■ EXERCISE INSTRUCTIONS: Every record must appear in your copy exactly as written, with no pictures.

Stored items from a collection
———

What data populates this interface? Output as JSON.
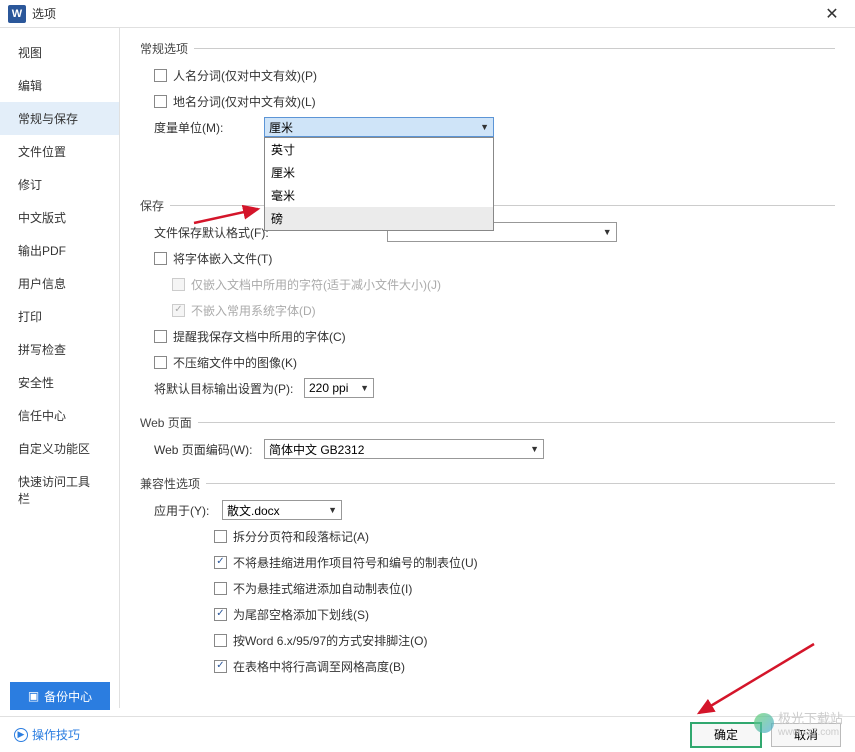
{
  "title": "选项",
  "app_icon_letter": "W",
  "sidebar": {
    "items": [
      {
        "label": "视图"
      },
      {
        "label": "编辑"
      },
      {
        "label": "常规与保存"
      },
      {
        "label": "文件位置"
      },
      {
        "label": "修订"
      },
      {
        "label": "中文版式"
      },
      {
        "label": "输出PDF"
      },
      {
        "label": "用户信息"
      },
      {
        "label": "打印"
      },
      {
        "label": "拼写检查"
      },
      {
        "label": "安全性"
      },
      {
        "label": "信任中心"
      },
      {
        "label": "自定义功能区"
      },
      {
        "label": "快速访问工具栏"
      }
    ],
    "selected_index": 2
  },
  "sections": {
    "general": {
      "title": "常规选项",
      "person_name_split": "人名分词(仅对中文有效)(P)",
      "place_name_split": "地名分词(仅对中文有效)(L)",
      "unit_label": "度量单位(M):",
      "unit_selected": "厘米",
      "unit_options": [
        "英寸",
        "厘米",
        "毫米",
        "磅"
      ]
    },
    "save": {
      "title": "保存",
      "default_format_label": "文件保存默认格式(F):",
      "embed_fonts": "将字体嵌入文件(T)",
      "embed_only_used": "仅嵌入文档中所用的字符(适于减小文件大小)(J)",
      "no_embed_system": "不嵌入常用系统字体(D)",
      "remind_fonts": "提醒我保存文档中所用的字体(C)",
      "no_compress_images": "不压缩文件中的图像(K)",
      "default_output_label": "将默认目标输出设置为(P):",
      "default_output_value": "220 ppi"
    },
    "web": {
      "title": "Web 页面",
      "encoding_label": "Web 页面编码(W):",
      "encoding_value": "简体中文 GB2312"
    },
    "compat": {
      "title": "兼容性选项",
      "apply_to_label": "应用于(Y):",
      "apply_to_value": "散文.docx",
      "opts": [
        {
          "label": "拆分分页符和段落标记(A)",
          "checked": false
        },
        {
          "label": "不将悬挂缩进用作项目符号和编号的制表位(U)",
          "checked": true
        },
        {
          "label": "不为悬挂式缩进添加自动制表位(I)",
          "checked": false
        },
        {
          "label": "为尾部空格添加下划线(S)",
          "checked": true
        },
        {
          "label": "按Word 6.x/95/97的方式安排脚注(O)",
          "checked": false
        },
        {
          "label": "在表格中将行高调至网格高度(B)",
          "checked": true
        }
      ]
    }
  },
  "backup_center": "备份中心",
  "tips_link": "操作技巧",
  "buttons": {
    "ok": "确定",
    "cancel": "取消"
  },
  "watermark": {
    "text": "极光下载站",
    "url": "www.xz7.com"
  }
}
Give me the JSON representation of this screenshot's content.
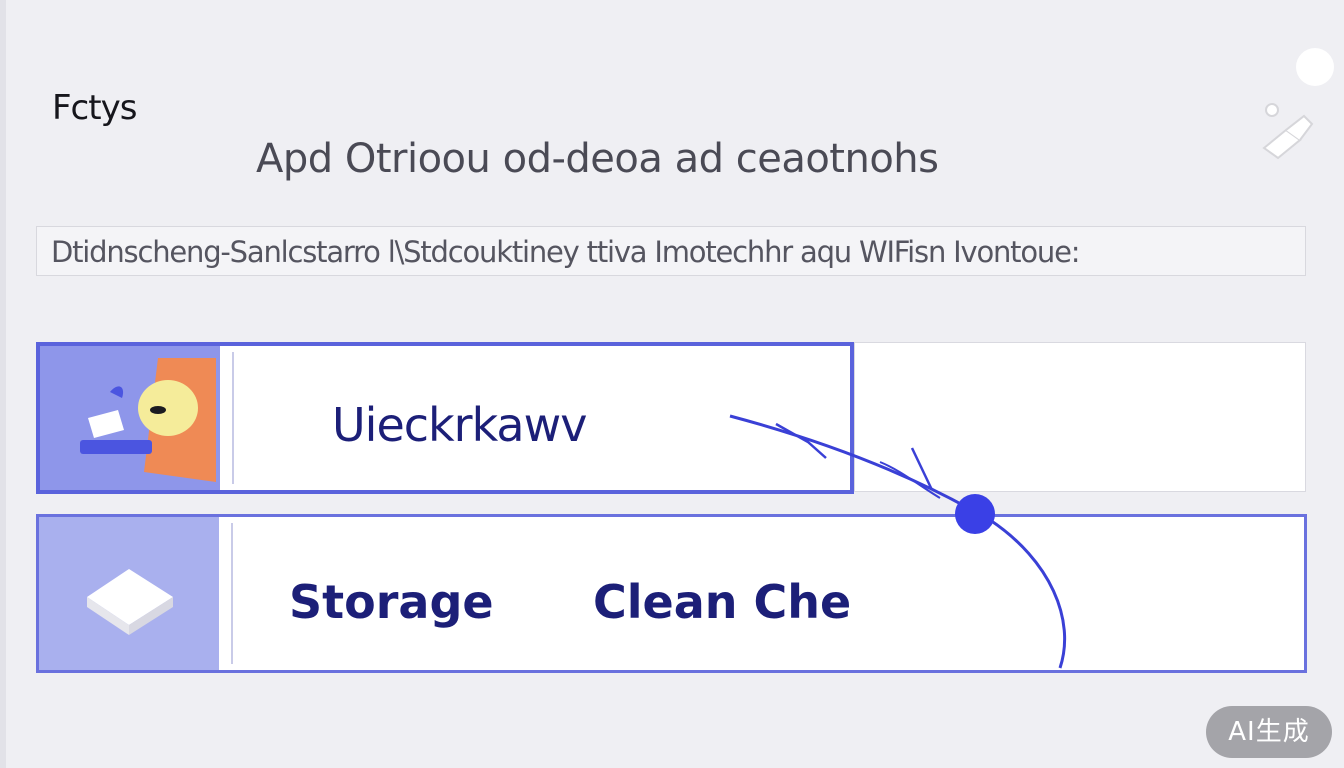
{
  "app": {
    "label": "Fctys"
  },
  "page": {
    "heading": "Apd Otrioou od-deoa ad ceaotnohs",
    "description": "Dtidnscheng-Sanlcstarro l\\Stdcouktiney ttiva Imotechhr aqu WIFisn Ivontoue:"
  },
  "cards": [
    {
      "label": "Uieckrkawv",
      "icon": "tools-icon",
      "selected": true
    },
    {
      "label": "Storage",
      "action": "Clean Che",
      "icon": "eraser-icon",
      "selected": false
    }
  ],
  "badge": {
    "text": "AI生成"
  },
  "colors": {
    "accent": "#5a63dc",
    "card_text": "#1c1f78",
    "icon_panel": "#a9b0ee",
    "background": "#efeff3"
  }
}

———

■ EXPECTED ANSWER:
What data populates this interface? Output as JSON.
{
  "title": "选项",
  "app_icon_letter": "W",
  "sidebar": {
    "items": [
      {
        "label": "视图"
      },
      {
        "label": "编辑"
      },
      {
        "label": "常规与保存"
      },
      {
        "label": "文件位置"
      },
      {
        "label": "修订"
      },
      {
        "label": "中文版式"
      },
      {
        "label": "输出PDF"
      },
      {
        "label": "用户信息"
      },
      {
        "label": "打印"
      },
      {
        "label": "拼写检查"
      },
      {
        "label": "安全性"
      },
      {
        "label": "信任中心"
      },
      {
        "label": "自定义功能区"
      },
      {
        "label": "快速访问工具栏"
      }
    ],
    "selected_index": 2
  },
  "sections": {
    "general": {
      "title": "常规选项",
      "person_name_split": "人名分词(仅对中文有效)(P)",
      "place_name_split": "地名分词(仅对中文有效)(L)",
      "unit_label": "度量单位(M):",
      "unit_selected": "厘米",
      "unit_options": [
        "英寸",
        "厘米",
        "毫米",
        "磅"
      ]
    },
    "save": {
      "title": "保存",
      "default_format_label": "文件保存默认格式(F):",
      "embed_fonts": "将字体嵌入文件(T)",
      "embed_only_used": "仅嵌入文档中所用的字符(适于减小文件大小)(J)",
      "no_embed_system": "不嵌入常用系统字体(D)",
      "remind_fonts": "提醒我保存文档中所用的字体(C)",
      "no_compress_images": "不压缩文件中的图像(K)",
      "default_output_label": "将默认目标输出设置为(P):",
      "default_output_value": "220 ppi"
    },
    "web": {
      "title": "Web 页面",
      "encoding_label": "Web 页面编码(W):",
      "encoding_value": "简体中文 GB2312"
    },
    "compat": {
      "title": "兼容性选项",
      "apply_to_label": "应用于(Y):",
      "apply_to_value": "散文.docx",
      "opts": [
        {
          "label": "拆分分页符和段落标记(A)",
          "checked": false
        },
        {
          "label": "不将悬挂缩进用作项目符号和编号的制表位(U)",
          "checked": true
        },
        {
          "label": "不为悬挂式缩进添加自动制表位(I)",
          "checked": false
        },
        {
          "label": "为尾部空格添加下划线(S)",
          "checked": true
        },
        {
          "label": "按Word 6.x/95/97的方式安排脚注(O)",
          "checked": false
        },
        {
          "label": "在表格中将行高调至网格高度(B)",
          "checked": true
        }
      ]
    }
  },
  "backup_center": "备份中心",
  "tips_link": "操作技巧",
  "buttons": {
    "ok": "确定",
    "cancel": "取消"
  },
  "watermark": {
    "text": "极光下载站",
    "url": "www.xz7.com"
  }
}
Give me the JSON representation of this screenshot's content.
{
  "app": {
    "label": "Fctys"
  },
  "page": {
    "heading": "Apd Otrioou od-deoa ad ceaotnohs",
    "description": "Dtidnscheng-Sanlcstarro l\\Stdcouktiney ttiva Imotechhr aqu WIFisn Ivontoue:"
  },
  "cards": [
    {
      "label": "Uieckrkawv",
      "icon": "tools-icon",
      "selected": true
    },
    {
      "label": "Storage",
      "action": "Clean Che",
      "icon": "eraser-icon",
      "selected": false
    }
  ],
  "badge": {
    "text": "AI生成"
  },
  "colors": {
    "accent": "#5a63dc",
    "card_text": "#1c1f78",
    "icon_panel": "#a9b0ee",
    "background": "#efeff3"
  }
}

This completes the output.